Element box records:
━━━━━━━━━━━━━━━━

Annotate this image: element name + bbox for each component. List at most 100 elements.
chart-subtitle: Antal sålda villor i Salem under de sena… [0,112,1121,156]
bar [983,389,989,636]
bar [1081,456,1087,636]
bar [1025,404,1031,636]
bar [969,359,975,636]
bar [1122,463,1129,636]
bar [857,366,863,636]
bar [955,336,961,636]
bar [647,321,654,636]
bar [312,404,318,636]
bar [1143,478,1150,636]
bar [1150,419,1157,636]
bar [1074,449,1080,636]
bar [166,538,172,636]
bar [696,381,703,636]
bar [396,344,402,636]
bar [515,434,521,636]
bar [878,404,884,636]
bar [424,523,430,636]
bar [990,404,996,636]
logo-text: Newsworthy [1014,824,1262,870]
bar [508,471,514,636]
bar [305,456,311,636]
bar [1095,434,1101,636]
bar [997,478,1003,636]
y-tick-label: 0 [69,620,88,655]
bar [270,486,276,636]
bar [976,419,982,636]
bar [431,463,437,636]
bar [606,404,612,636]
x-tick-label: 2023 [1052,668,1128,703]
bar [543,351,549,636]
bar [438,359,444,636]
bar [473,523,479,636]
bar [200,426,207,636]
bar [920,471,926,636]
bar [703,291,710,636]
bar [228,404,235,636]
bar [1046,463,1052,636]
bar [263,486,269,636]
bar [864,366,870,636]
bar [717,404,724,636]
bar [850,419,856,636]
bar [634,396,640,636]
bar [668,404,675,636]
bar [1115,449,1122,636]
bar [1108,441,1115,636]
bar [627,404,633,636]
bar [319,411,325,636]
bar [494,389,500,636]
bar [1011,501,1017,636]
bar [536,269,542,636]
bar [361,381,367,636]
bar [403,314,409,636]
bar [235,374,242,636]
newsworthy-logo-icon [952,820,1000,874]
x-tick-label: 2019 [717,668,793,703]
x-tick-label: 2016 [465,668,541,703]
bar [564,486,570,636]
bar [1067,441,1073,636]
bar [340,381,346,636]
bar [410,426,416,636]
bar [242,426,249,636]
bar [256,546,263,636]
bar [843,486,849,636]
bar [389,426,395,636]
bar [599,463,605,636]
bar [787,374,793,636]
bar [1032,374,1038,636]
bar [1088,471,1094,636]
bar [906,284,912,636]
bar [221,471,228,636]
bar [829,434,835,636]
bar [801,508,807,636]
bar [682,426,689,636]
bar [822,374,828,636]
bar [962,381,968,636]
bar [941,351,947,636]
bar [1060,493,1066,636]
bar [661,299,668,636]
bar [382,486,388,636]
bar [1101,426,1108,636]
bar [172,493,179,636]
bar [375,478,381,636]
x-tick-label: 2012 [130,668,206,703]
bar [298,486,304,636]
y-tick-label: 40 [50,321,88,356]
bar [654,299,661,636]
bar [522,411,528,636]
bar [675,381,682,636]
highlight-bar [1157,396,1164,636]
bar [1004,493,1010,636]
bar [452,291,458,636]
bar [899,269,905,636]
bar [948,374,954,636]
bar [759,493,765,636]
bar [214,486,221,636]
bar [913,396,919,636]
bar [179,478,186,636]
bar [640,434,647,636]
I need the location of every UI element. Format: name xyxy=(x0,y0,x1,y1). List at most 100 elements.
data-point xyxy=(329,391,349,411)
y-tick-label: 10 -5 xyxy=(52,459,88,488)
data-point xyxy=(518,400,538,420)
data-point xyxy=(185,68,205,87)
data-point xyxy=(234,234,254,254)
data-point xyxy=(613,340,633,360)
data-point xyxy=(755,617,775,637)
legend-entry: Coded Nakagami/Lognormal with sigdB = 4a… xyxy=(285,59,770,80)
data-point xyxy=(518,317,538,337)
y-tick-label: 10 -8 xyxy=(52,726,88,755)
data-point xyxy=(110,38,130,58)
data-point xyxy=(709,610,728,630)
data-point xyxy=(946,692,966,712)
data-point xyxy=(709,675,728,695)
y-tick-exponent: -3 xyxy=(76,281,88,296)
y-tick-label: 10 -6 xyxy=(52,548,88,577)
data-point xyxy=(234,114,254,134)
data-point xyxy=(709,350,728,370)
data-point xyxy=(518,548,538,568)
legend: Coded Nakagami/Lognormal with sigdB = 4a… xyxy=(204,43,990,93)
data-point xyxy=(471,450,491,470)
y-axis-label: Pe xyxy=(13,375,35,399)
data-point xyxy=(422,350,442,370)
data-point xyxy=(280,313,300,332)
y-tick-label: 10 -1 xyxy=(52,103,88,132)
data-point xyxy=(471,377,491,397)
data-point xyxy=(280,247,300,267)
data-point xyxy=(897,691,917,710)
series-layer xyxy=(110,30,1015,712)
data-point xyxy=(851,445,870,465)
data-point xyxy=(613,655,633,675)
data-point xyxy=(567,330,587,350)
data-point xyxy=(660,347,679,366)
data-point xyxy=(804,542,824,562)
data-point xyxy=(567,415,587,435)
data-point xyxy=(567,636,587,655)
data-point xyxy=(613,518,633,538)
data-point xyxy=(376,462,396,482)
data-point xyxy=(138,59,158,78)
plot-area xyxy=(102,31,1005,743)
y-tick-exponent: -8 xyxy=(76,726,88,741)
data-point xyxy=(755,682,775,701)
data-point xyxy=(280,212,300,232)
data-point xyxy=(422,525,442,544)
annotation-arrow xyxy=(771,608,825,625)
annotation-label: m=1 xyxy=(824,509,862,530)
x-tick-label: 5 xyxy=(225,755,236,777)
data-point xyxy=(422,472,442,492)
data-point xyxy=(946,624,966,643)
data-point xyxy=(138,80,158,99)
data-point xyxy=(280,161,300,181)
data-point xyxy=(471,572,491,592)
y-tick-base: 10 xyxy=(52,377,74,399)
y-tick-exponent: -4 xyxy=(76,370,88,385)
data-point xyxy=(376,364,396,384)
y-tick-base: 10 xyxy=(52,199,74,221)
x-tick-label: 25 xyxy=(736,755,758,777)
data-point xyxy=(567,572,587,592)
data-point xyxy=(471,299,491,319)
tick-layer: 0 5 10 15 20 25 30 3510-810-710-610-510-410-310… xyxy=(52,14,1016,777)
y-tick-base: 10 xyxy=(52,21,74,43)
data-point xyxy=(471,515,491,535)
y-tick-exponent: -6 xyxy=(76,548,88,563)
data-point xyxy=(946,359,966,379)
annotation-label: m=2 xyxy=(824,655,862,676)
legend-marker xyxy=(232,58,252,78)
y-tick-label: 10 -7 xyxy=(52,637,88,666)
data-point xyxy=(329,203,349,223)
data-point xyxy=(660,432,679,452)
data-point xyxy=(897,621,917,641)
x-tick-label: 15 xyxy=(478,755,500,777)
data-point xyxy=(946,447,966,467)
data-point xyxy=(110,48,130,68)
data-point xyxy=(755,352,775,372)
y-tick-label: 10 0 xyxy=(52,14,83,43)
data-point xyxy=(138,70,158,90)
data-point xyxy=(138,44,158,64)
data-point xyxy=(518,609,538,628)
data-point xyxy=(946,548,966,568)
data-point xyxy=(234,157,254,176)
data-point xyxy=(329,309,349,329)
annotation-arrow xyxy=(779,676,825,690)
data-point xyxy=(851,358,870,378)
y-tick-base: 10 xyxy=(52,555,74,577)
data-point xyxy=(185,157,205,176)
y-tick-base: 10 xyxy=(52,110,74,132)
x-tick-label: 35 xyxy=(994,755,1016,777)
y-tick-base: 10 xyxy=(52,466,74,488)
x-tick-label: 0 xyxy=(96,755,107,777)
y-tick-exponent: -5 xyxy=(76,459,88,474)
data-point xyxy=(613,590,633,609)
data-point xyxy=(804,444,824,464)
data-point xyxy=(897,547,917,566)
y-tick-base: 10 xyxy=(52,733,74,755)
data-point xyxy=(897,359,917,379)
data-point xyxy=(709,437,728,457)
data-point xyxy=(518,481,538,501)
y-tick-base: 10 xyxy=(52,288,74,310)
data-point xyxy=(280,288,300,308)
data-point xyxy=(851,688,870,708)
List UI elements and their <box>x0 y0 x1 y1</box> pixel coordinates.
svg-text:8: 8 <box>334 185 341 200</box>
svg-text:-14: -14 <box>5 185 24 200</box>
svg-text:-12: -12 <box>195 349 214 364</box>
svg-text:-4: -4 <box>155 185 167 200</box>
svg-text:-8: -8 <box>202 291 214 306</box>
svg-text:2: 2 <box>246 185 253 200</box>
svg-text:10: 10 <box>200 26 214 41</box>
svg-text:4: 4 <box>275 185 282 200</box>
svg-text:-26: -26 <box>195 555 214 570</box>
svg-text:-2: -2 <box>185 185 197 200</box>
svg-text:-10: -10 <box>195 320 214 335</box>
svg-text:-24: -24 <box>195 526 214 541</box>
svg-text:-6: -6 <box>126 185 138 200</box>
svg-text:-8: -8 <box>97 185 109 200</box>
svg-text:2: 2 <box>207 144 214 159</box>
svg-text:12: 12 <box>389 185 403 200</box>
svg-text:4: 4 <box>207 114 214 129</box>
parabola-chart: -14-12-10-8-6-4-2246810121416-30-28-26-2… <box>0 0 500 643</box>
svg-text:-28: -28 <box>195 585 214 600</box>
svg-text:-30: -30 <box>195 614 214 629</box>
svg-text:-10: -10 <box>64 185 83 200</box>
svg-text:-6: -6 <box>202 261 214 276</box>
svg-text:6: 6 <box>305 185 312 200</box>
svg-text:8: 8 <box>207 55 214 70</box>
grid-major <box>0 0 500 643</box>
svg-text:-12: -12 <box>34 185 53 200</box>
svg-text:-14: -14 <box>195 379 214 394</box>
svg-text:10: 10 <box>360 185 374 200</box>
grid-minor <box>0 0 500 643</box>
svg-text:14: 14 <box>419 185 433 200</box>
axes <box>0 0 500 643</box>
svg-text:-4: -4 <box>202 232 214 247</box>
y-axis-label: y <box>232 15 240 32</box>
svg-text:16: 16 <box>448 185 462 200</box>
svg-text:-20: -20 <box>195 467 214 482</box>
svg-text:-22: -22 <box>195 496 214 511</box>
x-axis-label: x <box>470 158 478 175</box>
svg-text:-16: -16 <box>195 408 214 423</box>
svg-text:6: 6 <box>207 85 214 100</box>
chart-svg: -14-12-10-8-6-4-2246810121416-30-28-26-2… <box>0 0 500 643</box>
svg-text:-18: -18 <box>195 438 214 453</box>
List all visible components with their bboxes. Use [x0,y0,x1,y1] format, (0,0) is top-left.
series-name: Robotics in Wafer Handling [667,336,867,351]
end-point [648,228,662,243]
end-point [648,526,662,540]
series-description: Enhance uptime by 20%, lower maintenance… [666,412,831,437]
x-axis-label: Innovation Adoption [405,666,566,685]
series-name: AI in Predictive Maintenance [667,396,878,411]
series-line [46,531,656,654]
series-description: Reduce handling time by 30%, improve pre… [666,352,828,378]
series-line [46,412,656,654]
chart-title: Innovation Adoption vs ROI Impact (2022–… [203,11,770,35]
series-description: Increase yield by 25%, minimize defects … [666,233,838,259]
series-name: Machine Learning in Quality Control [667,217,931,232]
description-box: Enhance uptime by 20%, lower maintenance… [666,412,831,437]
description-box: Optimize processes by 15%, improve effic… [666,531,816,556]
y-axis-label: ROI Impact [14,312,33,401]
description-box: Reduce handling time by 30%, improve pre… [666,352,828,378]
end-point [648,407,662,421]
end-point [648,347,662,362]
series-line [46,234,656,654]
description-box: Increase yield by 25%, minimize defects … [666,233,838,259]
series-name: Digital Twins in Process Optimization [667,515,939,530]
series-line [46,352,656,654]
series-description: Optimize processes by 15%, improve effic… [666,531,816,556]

━━━━━━━━━━━━━━━━

** Given exercise **
Quote the lines of the items above exactly, from the start of the items through the line that contains "logo-text: Newsworthy [1014,824,1262,870]", including both ends.

** Output below **
Annotate this image: element name + bbox for each component. List at most 100 elements.
chart-subtitle: Antal sålda villor i Salem under de sena… [0,112,1121,156]
bar [983,389,989,636]
bar [1081,456,1087,636]
bar [1025,404,1031,636]
bar [969,359,975,636]
bar [1122,463,1129,636]
bar [857,366,863,636]
bar [955,336,961,636]
bar [647,321,654,636]
bar [312,404,318,636]
bar [1143,478,1150,636]
bar [1150,419,1157,636]
bar [1074,449,1080,636]
bar [166,538,172,636]
bar [696,381,703,636]
bar [396,344,402,636]
bar [515,434,521,636]
bar [878,404,884,636]
bar [424,523,430,636]
bar [990,404,996,636]
logo-text: Newsworthy [1014,824,1262,870]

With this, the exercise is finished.